* [Exercise details] Pull out every line of the entries below that contains the string "cylindrical". Case matters.

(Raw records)
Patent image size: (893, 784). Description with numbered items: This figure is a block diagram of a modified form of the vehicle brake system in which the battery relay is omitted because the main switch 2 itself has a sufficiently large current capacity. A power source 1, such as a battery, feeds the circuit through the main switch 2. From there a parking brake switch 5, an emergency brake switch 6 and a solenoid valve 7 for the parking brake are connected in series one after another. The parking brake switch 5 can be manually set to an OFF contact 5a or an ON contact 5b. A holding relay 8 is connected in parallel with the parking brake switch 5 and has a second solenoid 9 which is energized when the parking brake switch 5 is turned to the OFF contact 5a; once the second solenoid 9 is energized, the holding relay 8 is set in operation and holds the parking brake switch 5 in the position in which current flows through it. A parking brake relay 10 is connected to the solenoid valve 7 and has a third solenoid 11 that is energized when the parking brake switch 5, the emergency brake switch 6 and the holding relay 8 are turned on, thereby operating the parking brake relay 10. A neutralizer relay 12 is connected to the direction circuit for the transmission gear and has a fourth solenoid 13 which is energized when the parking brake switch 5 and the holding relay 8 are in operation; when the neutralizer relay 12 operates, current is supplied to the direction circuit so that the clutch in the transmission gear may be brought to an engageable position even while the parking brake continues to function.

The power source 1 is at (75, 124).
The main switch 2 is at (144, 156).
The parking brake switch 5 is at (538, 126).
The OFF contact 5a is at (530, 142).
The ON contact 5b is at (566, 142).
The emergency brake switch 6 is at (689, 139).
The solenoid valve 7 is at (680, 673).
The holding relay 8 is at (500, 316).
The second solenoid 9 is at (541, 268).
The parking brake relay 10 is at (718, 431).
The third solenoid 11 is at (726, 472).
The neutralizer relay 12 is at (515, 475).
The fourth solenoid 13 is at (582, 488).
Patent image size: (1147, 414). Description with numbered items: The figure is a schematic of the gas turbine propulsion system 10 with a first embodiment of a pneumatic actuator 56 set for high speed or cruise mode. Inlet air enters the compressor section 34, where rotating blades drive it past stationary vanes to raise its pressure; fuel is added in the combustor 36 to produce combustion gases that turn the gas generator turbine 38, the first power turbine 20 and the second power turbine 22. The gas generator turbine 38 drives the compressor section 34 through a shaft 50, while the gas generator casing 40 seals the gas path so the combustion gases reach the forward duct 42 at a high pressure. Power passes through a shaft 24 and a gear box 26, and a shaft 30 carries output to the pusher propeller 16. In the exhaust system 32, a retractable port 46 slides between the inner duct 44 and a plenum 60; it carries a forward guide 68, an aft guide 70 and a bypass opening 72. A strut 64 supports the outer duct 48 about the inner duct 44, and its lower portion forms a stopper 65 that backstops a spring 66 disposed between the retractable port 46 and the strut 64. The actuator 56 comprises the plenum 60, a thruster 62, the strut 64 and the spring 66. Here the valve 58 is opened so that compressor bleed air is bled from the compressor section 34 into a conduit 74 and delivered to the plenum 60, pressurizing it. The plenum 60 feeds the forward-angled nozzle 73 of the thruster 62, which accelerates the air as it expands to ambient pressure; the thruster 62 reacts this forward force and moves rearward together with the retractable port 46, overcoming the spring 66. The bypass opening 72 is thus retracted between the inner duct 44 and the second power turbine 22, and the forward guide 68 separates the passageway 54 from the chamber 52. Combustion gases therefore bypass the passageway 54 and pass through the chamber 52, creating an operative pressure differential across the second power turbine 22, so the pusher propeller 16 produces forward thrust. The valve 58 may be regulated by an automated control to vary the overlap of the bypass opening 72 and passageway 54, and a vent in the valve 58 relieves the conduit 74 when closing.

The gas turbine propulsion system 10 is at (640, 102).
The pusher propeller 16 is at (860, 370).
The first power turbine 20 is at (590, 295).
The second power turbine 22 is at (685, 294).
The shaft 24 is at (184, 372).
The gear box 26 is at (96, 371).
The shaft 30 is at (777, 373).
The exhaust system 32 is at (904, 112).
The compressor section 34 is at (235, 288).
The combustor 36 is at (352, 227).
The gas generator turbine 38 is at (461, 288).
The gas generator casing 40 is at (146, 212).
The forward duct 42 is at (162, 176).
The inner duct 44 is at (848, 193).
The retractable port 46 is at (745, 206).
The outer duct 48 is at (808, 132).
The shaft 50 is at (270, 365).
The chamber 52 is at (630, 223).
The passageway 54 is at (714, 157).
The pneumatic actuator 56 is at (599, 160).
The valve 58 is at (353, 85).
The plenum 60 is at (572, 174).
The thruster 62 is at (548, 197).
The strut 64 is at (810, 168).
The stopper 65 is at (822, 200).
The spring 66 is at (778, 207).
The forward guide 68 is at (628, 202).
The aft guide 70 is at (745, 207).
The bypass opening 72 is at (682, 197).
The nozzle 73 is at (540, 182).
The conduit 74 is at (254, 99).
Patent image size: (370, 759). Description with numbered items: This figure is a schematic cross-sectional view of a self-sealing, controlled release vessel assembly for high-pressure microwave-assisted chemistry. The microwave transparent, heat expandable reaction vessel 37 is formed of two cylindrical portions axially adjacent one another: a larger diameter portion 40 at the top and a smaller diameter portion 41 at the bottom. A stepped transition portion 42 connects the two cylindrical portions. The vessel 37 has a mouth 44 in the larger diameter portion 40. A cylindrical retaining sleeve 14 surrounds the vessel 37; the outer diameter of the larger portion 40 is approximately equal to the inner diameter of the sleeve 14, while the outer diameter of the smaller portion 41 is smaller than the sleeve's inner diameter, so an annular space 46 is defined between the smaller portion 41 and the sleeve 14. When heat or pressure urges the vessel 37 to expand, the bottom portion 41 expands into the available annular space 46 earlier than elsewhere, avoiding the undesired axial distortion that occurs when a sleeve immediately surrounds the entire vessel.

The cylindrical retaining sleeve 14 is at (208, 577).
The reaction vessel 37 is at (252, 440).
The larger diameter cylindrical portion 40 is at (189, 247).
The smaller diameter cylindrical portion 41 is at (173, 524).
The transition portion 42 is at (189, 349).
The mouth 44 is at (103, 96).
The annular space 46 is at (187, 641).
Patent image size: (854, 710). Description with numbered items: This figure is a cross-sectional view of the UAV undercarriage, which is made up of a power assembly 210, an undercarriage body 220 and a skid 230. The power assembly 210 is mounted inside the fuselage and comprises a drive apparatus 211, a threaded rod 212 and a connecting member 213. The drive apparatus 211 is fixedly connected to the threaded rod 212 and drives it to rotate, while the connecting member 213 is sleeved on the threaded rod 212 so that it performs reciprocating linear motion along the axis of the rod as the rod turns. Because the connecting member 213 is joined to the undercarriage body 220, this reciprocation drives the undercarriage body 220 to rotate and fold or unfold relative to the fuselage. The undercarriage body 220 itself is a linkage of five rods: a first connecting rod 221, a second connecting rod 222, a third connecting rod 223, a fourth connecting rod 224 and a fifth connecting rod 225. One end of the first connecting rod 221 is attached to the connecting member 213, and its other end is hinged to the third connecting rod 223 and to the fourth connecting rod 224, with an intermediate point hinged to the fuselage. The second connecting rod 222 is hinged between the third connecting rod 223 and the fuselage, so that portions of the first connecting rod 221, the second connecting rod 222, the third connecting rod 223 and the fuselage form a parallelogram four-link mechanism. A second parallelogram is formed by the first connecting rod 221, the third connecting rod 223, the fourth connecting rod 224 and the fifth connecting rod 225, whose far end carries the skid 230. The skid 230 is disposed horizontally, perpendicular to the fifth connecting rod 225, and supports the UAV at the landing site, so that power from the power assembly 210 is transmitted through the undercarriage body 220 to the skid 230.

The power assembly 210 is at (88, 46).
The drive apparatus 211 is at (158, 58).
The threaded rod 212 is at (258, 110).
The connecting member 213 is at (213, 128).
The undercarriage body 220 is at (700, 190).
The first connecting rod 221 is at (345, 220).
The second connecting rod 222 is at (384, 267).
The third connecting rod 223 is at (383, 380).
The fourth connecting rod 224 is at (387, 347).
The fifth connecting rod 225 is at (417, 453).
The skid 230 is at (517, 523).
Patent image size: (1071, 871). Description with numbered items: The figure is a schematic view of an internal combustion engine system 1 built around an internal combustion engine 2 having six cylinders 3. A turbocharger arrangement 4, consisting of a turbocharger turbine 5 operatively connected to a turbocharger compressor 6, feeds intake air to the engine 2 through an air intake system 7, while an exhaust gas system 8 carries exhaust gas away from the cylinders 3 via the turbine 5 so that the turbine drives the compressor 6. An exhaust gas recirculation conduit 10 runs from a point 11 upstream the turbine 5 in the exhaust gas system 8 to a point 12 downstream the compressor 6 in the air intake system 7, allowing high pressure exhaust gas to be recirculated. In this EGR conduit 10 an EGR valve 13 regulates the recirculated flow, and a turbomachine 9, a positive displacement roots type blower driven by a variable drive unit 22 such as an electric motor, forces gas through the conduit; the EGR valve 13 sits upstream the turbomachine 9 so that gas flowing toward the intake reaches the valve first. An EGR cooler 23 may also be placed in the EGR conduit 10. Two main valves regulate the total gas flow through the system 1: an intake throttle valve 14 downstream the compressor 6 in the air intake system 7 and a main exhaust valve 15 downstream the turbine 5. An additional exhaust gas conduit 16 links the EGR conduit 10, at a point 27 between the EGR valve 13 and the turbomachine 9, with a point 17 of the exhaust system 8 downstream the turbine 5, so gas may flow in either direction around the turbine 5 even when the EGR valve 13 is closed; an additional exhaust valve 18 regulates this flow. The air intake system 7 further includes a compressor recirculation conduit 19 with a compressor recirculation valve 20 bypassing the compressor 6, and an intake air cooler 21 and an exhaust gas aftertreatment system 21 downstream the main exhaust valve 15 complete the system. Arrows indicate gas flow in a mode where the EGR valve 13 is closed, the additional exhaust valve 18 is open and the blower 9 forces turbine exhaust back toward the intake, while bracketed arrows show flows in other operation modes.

* [Written response]
Patent image size: (370, 759). Description with numbered items: This figure is a schematic cross-sectional view of a self-sealing, controlled release vessel assembly for high-pressure microwave-assisted chemistry. The microwave transparent, heat expandable reaction vessel 37 is formed of two cylindrical portions axially adjacent one another: a larger diameter portion 40 at the top and a smaller diameter portion 41 at the bottom. A stepped transition portion 42 connects the two cylindrical portions. The vessel 37 has a mouth 44 in the larger diameter portion 40. A cylindrical retaining sleeve 14 surrounds the vessel 37; the outer diameter of the larger portion 40 is approximately equal to the inner diameter of the sleeve 14, while the outer diameter of the smaller portion 41 is smaller than the sleeve's inner diameter, so an annular space 46 is defined between the smaller portion 41 and the sleeve 14. When heat or pressure urges the vessel 37 to expand, the bottom portion 41 expands into the available annular space 46 earlier than elsewhere, avoiding the undesired axial distortion that occurs when a sleeve immediately surrounds the entire vessel.
The cylindrical retaining sleeve 14 is at (208, 577).
The larger diameter cylindrical portion 40 is at (189, 247).
The smaller diameter cylindrical portion 41 is at (173, 524).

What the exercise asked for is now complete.